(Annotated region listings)
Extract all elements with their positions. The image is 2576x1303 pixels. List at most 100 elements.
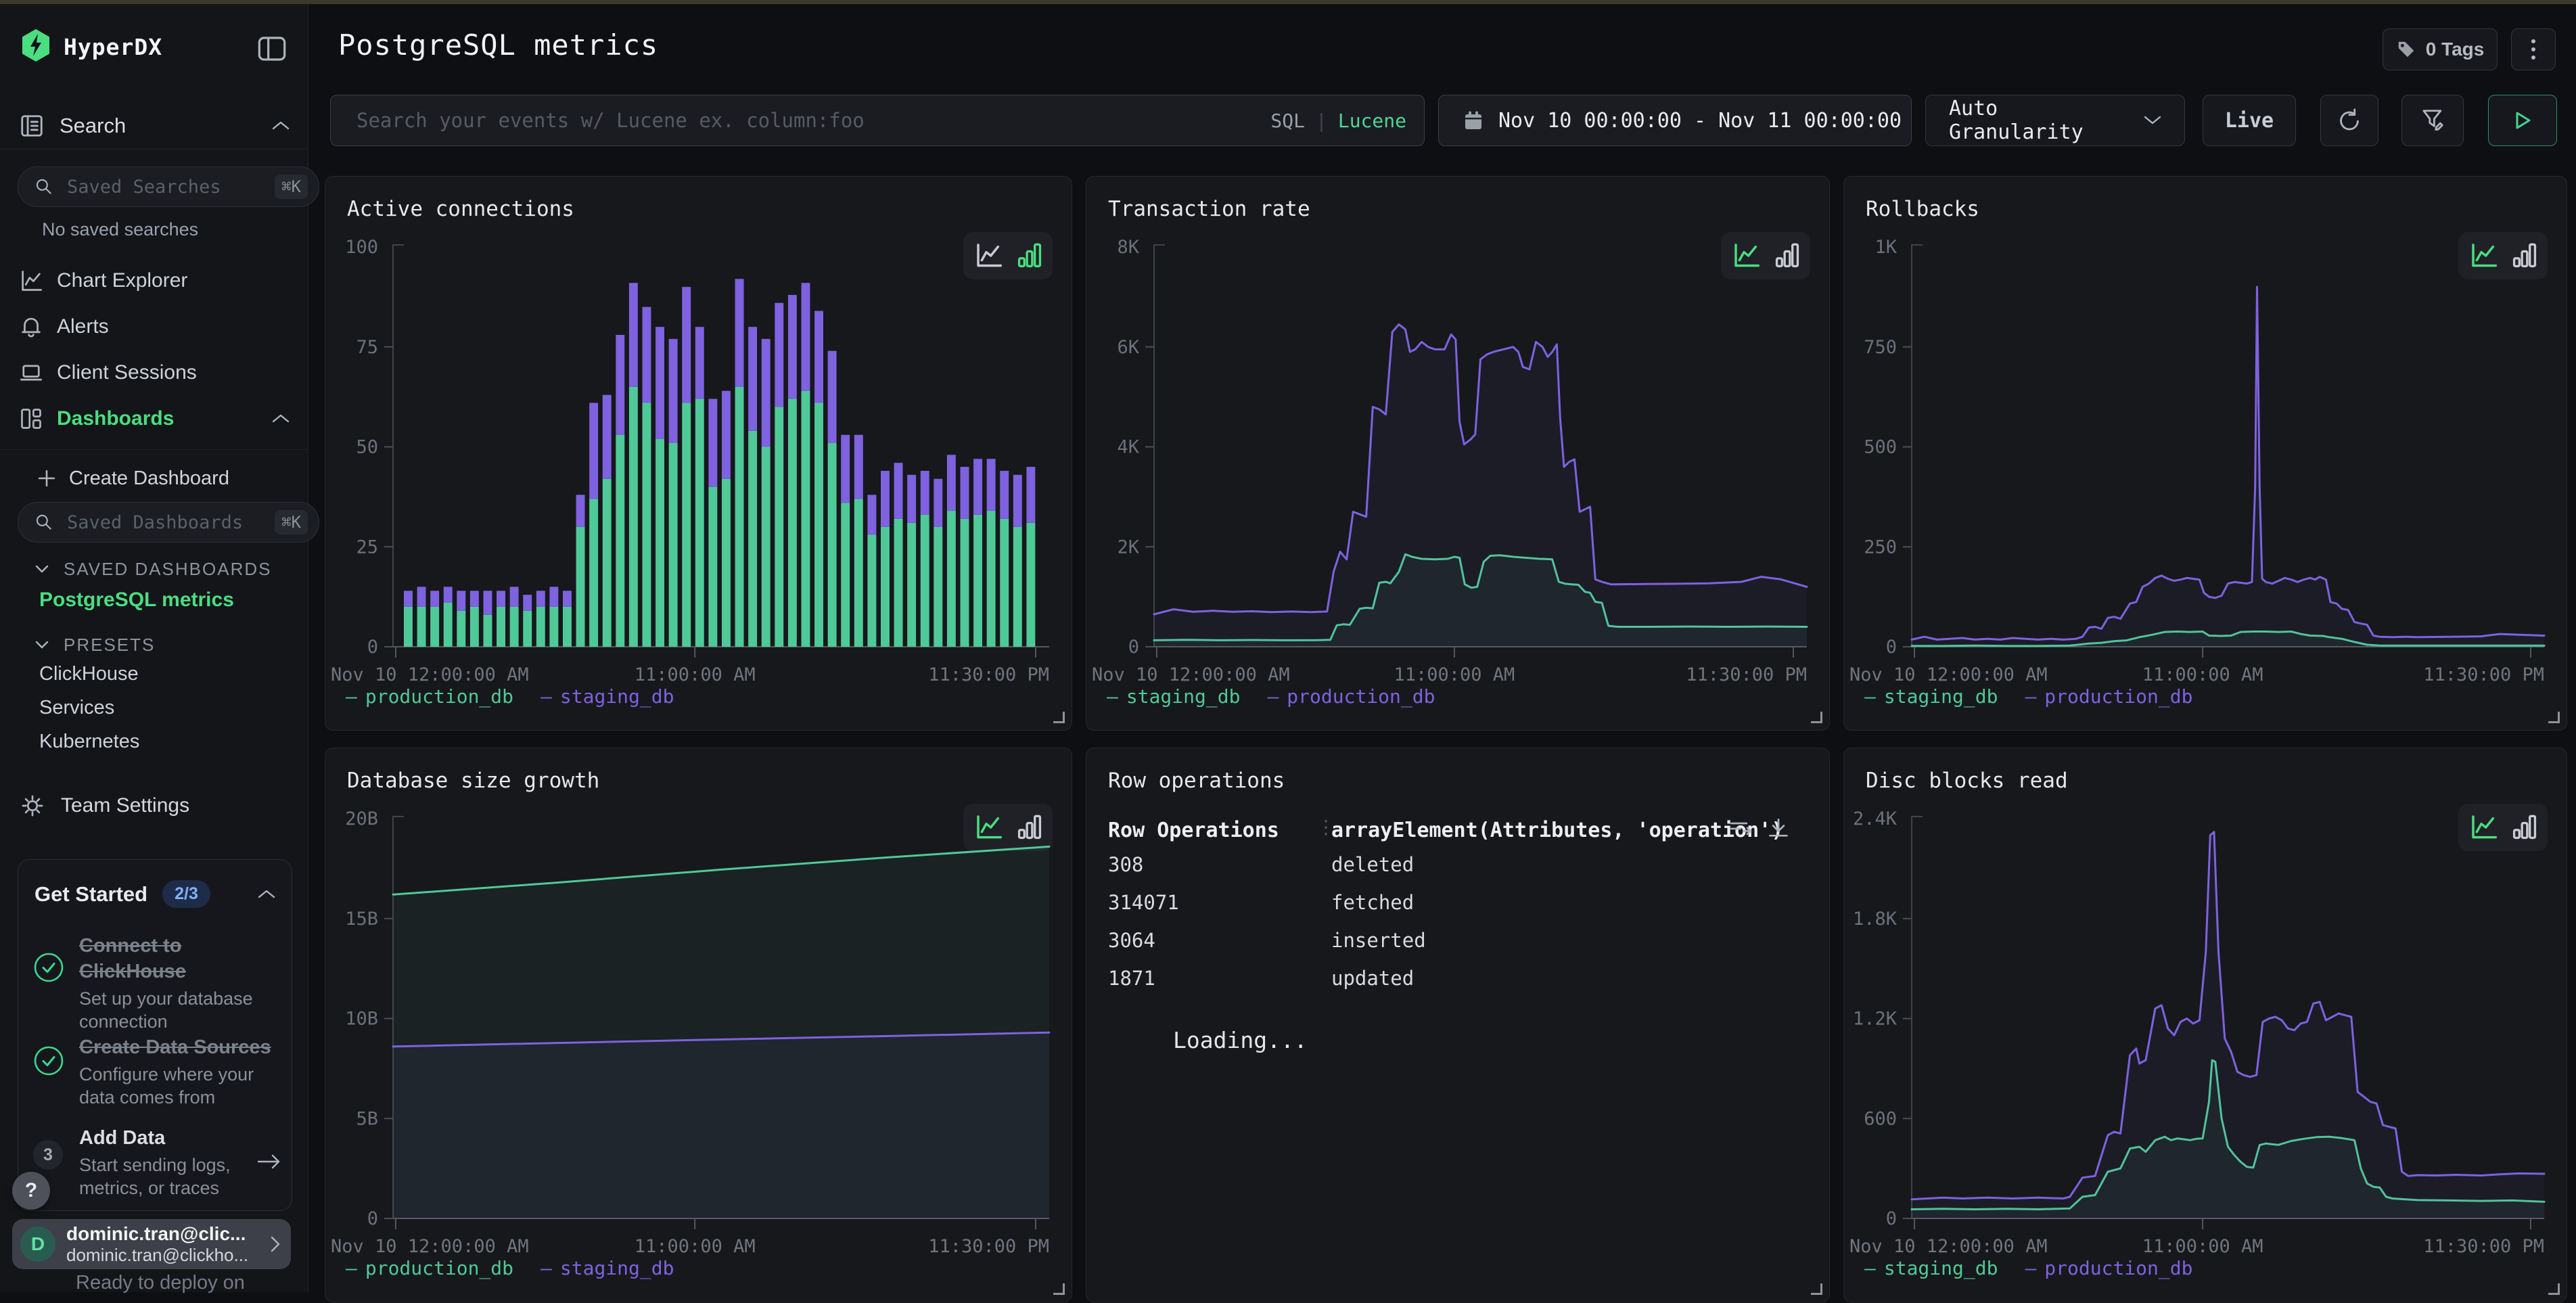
get-started-step-add-data[interactable]: 3 Add Data Start sending logs, metrics, … [33, 1125, 282, 1199]
saved-dashboards-group[interactable]: SAVED DASHBOARDS [35, 559, 271, 580]
plus-icon [38, 470, 55, 487]
svg-text:11:00:00 AM: 11:00:00 AM [635, 664, 756, 685]
column-header-value[interactable]: Row Operations [1108, 819, 1279, 842]
sidebar-item-clickhouse[interactable]: ClickHouse [39, 663, 139, 685]
sidebar-item-kubernetes[interactable]: Kubernetes [39, 731, 139, 753]
line-chart-toggle-icon[interactable] [974, 814, 1004, 841]
saved-searches-input[interactable] [66, 176, 275, 198]
live-button[interactable]: Live [2203, 95, 2296, 146]
svg-text:4K: 4K [1117, 437, 1139, 458]
sidebar-item-chart-explorer[interactable]: Chart Explorer [19, 262, 290, 299]
more-options-button[interactable] [2511, 28, 2556, 70]
create-dashboard-button[interactable]: Create Dashboard [38, 461, 281, 495]
legend-item[interactable]: —production_db [2025, 685, 2192, 708]
table-cell-value[interactable]: 1871 [1108, 967, 1155, 990]
sidebar-item-postgresql-metrics[interactable]: PostgreSQL metrics [39, 589, 234, 612]
bar-chart-toggle-icon[interactable] [2512, 242, 2537, 269]
legend-swatch: — [1267, 685, 1279, 708]
legend-item[interactable]: —staging_db [540, 1257, 674, 1279]
date-range-picker[interactable]: Nov 10 00:00:00 - Nov 11 00:00:00 [1438, 95, 1912, 146]
svg-text:11:30:00 PM: 11:30:00 PM [928, 1236, 1049, 1257]
presets-group[interactable]: PRESETS [35, 635, 155, 656]
bar-chart-toggle-icon[interactable] [1775, 242, 1799, 269]
sidebar-item-client-sessions[interactable]: Client Sessions [19, 355, 290, 391]
bar-chart-toggle-icon[interactable] [1017, 814, 1042, 841]
chart-legend: —production_db —staging_db [346, 1257, 674, 1279]
chevron-up-icon[interactable] [272, 120, 290, 131]
legend-item[interactable]: —production_db [346, 1257, 513, 1279]
legend-label: production_db [1287, 685, 1435, 708]
line-chart-toggle-icon[interactable] [1732, 242, 1762, 269]
legend-swatch: — [1864, 685, 1876, 708]
line-chart-toggle-icon[interactable] [2469, 814, 2499, 841]
table-cell-operation[interactable]: inserted [1331, 929, 1426, 952]
saved-dashboards-input[interactable] [66, 511, 275, 534]
legend-item[interactable]: —staging_db [1864, 1257, 1998, 1279]
refresh-button[interactable] [2320, 95, 2378, 146]
chart-plot: 1007550250Nov 10 12:00:00 AM11:00:00 AM1… [325, 177, 1073, 731]
svg-text:2.4K: 2.4K [1853, 808, 1898, 829]
event-search-input[interactable] [331, 108, 1264, 133]
lucene-toggle[interactable]: Lucene [1338, 110, 1406, 132]
check-circle-icon [33, 1045, 64, 1076]
legend-item[interactable]: — production_db [346, 685, 513, 708]
get-started-step-connect[interactable]: Connect to ClickHouse Set up your databa… [33, 933, 277, 1033]
table-cell-operation[interactable]: updated [1331, 967, 1414, 990]
legend-item[interactable]: — production_db [1267, 685, 1435, 708]
legend-item[interactable]: —staging_db [1107, 685, 1240, 708]
hyperdx-logo-icon[interactable] [20, 28, 51, 62]
sort-rows-icon[interactable] [1729, 819, 1753, 840]
user-menu[interactable]: D dominic.tran@clic... dominic.tran@clic… [12, 1219, 291, 1269]
chart-card-database-size-growth: Database size growth 20B15B10B5B0Nov 10 … [325, 748, 1072, 1302]
legend-label: staging_db [1126, 685, 1241, 708]
legend-item[interactable]: —staging_db [540, 685, 674, 708]
hyperdx-dashboard: { "app": { "name": "HyperDX" }, "colors"… [0, 0, 2576, 1292]
tags-button[interactable]: 0 Tags [2383, 28, 2498, 70]
line-chart-toggle-icon[interactable] [2469, 242, 2499, 269]
resize-handle[interactable] [1053, 712, 1065, 723]
resize-handle[interactable] [1053, 1283, 1065, 1295]
bar-chart-toggle-icon[interactable] [1017, 242, 1042, 269]
sidebar: HyperDX Search ⌘K No saved searches Char… [0, 4, 308, 1292]
run-query-button[interactable] [2488, 95, 2557, 146]
svg-text:0: 0 [367, 1208, 378, 1229]
search-icon [34, 513, 53, 532]
resize-handle[interactable] [2548, 712, 2560, 723]
table-cell-value[interactable]: 3064 [1108, 929, 1155, 952]
table-cell-value[interactable]: 308 [1108, 853, 1143, 876]
download-csv-icon[interactable] [1767, 817, 1790, 840]
sidebar-item-team-settings[interactable]: Team Settings [20, 787, 291, 824]
chart-title: Database size growth [347, 769, 599, 793]
legend-item[interactable]: —staging_db [1864, 685, 1998, 708]
saved-dashboards-search[interactable]: ⌘K [18, 502, 319, 543]
sidebar-item-dashboards[interactable]: Dashboards [19, 401, 290, 437]
table-card-row-operations: Row operations Row Operations ⋮ arrayEle… [1086, 748, 1830, 1302]
table-cell-operation[interactable]: deleted [1331, 853, 1414, 876]
resize-handle[interactable] [1811, 1283, 1822, 1295]
table-cell-operation[interactable]: fetched [1331, 891, 1414, 914]
svg-text:11:30:00 PM: 11:30:00 PM [928, 664, 1049, 685]
sidebar-section-search[interactable]: Search [19, 107, 290, 145]
sql-toggle[interactable]: SQL [1270, 110, 1305, 132]
granularity-select[interactable]: Auto Granularity [1925, 95, 2185, 146]
resize-handle[interactable] [1811, 712, 1822, 723]
filter-button[interactable] [2401, 95, 2464, 146]
table-cell-value[interactable]: 314071 [1108, 891, 1179, 914]
line-chart-toggle-icon[interactable] [974, 242, 1004, 269]
bar-chart-toggle-icon[interactable] [2512, 814, 2537, 841]
column-header-operation[interactable]: arrayElement(Attributes, 'operation') [1331, 819, 1783, 842]
legend-label: production_db [365, 685, 513, 708]
sidebar-item-services[interactable]: Services [39, 697, 114, 719]
chevron-up-icon[interactable] [258, 889, 275, 900]
saved-searches-search[interactable]: ⌘K [18, 166, 319, 207]
get-started-step-datasources[interactable]: Create Data Sources Configure where your… [33, 1034, 277, 1109]
help-button[interactable]: ? [12, 1172, 50, 1210]
collapse-sidebar-icon[interactable] [257, 35, 287, 62]
legend-swatch: — [346, 685, 357, 708]
chevron-up-icon[interactable] [272, 413, 290, 424]
resize-handle[interactable] [2548, 1283, 2560, 1295]
sidebar-item-alerts[interactable]: Alerts [19, 308, 290, 345]
chevron-down-icon [2144, 115, 2161, 126]
svg-text:1.8K: 1.8K [1853, 909, 1898, 930]
legend-item[interactable]: —production_db [2025, 1257, 2192, 1279]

What is required
Reproduce every line of the data above with each occurrence of "staging_db" renamed to "replica_db", keeping everything else unchanged and omitting the pictures.

Response to this exercise
Extract all elements with their positions. The image is 2576x1303 pixels. List at most 100 elements.
get-started-step-add-data[interactable]: 3 Add Data Start sending logs, metrics, … [33, 1125, 282, 1199]
saved-dashboards-group[interactable]: SAVED DASHBOARDS [35, 559, 271, 580]
plus-icon [38, 470, 55, 487]
svg-text:11:00:00 AM: 11:00:00 AM [635, 664, 756, 685]
column-header-value[interactable]: Row Operations [1108, 819, 1279, 842]
sidebar-item-clickhouse[interactable]: ClickHouse [39, 663, 139, 685]
sidebar-item-kubernetes[interactable]: Kubernetes [39, 731, 139, 753]
line-chart-toggle-icon[interactable] [974, 814, 1004, 841]
saved-searches-input[interactable] [66, 176, 275, 198]
live-button[interactable]: Live [2203, 95, 2296, 146]
svg-text:4K: 4K [1117, 437, 1139, 458]
sidebar-item-chart-explorer[interactable]: Chart Explorer [19, 262, 290, 299]
more-options-button[interactable] [2511, 28, 2556, 70]
create-dashboard-button[interactable]: Create Dashboard [38, 461, 281, 495]
legend-item[interactable]: —production_db [2025, 685, 2192, 708]
table-cell-value[interactable]: 1871 [1108, 967, 1155, 990]
sidebar-item-postgresql-metrics[interactable]: PostgreSQL metrics [39, 589, 234, 612]
bar-chart-toggle-icon[interactable] [2512, 242, 2537, 269]
legend-swatch: — [1267, 685, 1279, 708]
legend-item[interactable]: —replica_db [540, 1257, 674, 1279]
date-range-picker[interactable]: Nov 10 00:00:00 - Nov 11 00:00:00 [1438, 95, 1912, 146]
svg-text:11:30:00 PM: 11:30:00 PM [928, 1236, 1049, 1257]
presets-group[interactable]: PRESETS [35, 635, 155, 656]
bar-chart-toggle-icon[interactable] [1775, 242, 1799, 269]
sidebar-item-client-sessions[interactable]: Client Sessions [19, 355, 290, 391]
bar-chart-toggle-icon[interactable] [1017, 814, 1042, 841]
chart-legend: —production_db —replica_db [346, 1257, 674, 1279]
chevron-up-icon[interactable] [272, 120, 290, 131]
legend-item[interactable]: —production_db [346, 1257, 513, 1279]
legend-label: production_db [1287, 685, 1435, 708]
line-chart-toggle-icon[interactable] [1732, 242, 1762, 269]
legend-swatch: — [1864, 685, 1876, 708]
line-chart-toggle-icon[interactable] [2469, 814, 2499, 841]
table-cell-operation[interactable]: inserted [1331, 929, 1426, 952]
saved-dashboards-input[interactable] [66, 511, 275, 534]
legend-item[interactable]: —replica_db [1864, 1257, 1998, 1279]
refresh-button[interactable] [2320, 95, 2378, 146]
chart-plot: 1007550250Nov 10 12:00:00 AM11:00:00 AM1… [325, 177, 1073, 731]
svg-text:2.4K: 2.4K [1853, 808, 1898, 829]
event-search-input[interactable] [331, 108, 1264, 133]
lucene-toggle[interactable]: Lucene [1338, 110, 1406, 132]
check-circle-icon [33, 1045, 64, 1076]
legend-item[interactable]: — production_db [346, 685, 513, 708]
get-started-step-connect[interactable]: Connect to ClickHouse Set up your databa… [33, 933, 277, 1033]
table-cell-operation[interactable]: updated [1331, 967, 1414, 990]
legend-item[interactable]: — production_db [1267, 685, 1435, 708]
legend-item[interactable]: —replica_db [1107, 685, 1240, 708]
hyperdx-logo-icon[interactable] [20, 28, 51, 62]
sort-rows-icon[interactable] [1729, 819, 1753, 840]
user-menu[interactable]: D dominic.tran@clic... dominic.tran@clic… [12, 1219, 291, 1269]
chart-card-database-size-growth: Database size growth 20B15B10B5B0Nov 10 … [325, 748, 1072, 1302]
legend-label: replica_db [1126, 685, 1241, 708]
legend-item[interactable]: —replica_db [540, 685, 674, 708]
hyperdx-dashboard: { "app": { "name": "HyperDX" }, "colors"… [0, 0, 2576, 1292]
tags-button[interactable]: 0 Tags [2383, 28, 2498, 70]
line-chart-toggle-icon[interactable] [2469, 242, 2499, 269]
resize-handle[interactable] [1053, 712, 1065, 723]
resize-handle[interactable] [1053, 1283, 1065, 1295]
bar-chart-toggle-icon[interactable] [1017, 242, 1042, 269]
sidebar: HyperDX Search ⌘K No saved searches Char… [0, 4, 308, 1292]
run-query-button[interactable] [2488, 95, 2557, 146]
svg-text:0: 0 [367, 1208, 378, 1229]
search-icon [34, 513, 53, 532]
resize-handle[interactable] [2548, 712, 2560, 723]
table-cell-value[interactable]: 3064 [1108, 929, 1155, 952]
table-cell-value[interactable]: 308 [1108, 853, 1143, 876]
download-csv-icon[interactable] [1767, 817, 1790, 840]
sidebar-item-team-settings[interactable]: Team Settings [20, 787, 291, 824]
chart-title: Database size growth [347, 769, 599, 793]
legend-item[interactable]: —replica_db [1864, 685, 1998, 708]
saved-dashboards-search[interactable]: ⌘K [18, 502, 319, 543]
sidebar-item-dashboards[interactable]: Dashboards [19, 401, 290, 437]
table-card-row-operations: Row operations Row Operations ⋮ arrayEle… [1086, 748, 1830, 1302]
table-cell-operation[interactable]: deleted [1331, 853, 1414, 876]
resize-handle[interactable] [1811, 1283, 1822, 1295]
table-cell-operation[interactable]: fetched [1331, 891, 1414, 914]
svg-text:11:30:00 PM: 11:30:00 PM [928, 664, 1049, 685]
sidebar-section-search[interactable]: Search [19, 107, 290, 145]
sql-toggle[interactable]: SQL [1270, 110, 1305, 132]
granularity-select[interactable]: Auto Granularity [1925, 95, 2185, 146]
resize-handle[interactable] [1811, 712, 1822, 723]
filter-button[interactable] [2401, 95, 2464, 146]
table-cell-value[interactable]: 314071 [1108, 891, 1179, 914]
line-chart-toggle-icon[interactable] [974, 242, 1004, 269]
bar-chart-toggle-icon[interactable] [2512, 814, 2537, 841]
column-header-operation[interactable]: arrayElement(Attributes, 'operation') [1331, 819, 1783, 842]
legend-label: production_db [365, 685, 513, 708]
sidebar-item-services[interactable]: Services [39, 697, 114, 719]
chevron-up-icon[interactable] [258, 889, 275, 900]
saved-searches-search[interactable]: ⌘K [18, 166, 319, 207]
get-started-step-datasources[interactable]: Create Data Sources Configure where your… [33, 1034, 277, 1109]
help-button[interactable]: ? [12, 1172, 50, 1210]
collapse-sidebar-icon[interactable] [257, 35, 287, 62]
legend-swatch: — [346, 685, 357, 708]
chevron-up-icon[interactable] [272, 413, 290, 424]
resize-handle[interactable] [2548, 1283, 2560, 1295]
sidebar-item-alerts[interactable]: Alerts [19, 308, 290, 345]
chevron-down-icon [2144, 115, 2161, 126]
svg-text:1.8K: 1.8K [1853, 909, 1898, 930]
legend-item[interactable]: —production_db [2025, 1257, 2192, 1279]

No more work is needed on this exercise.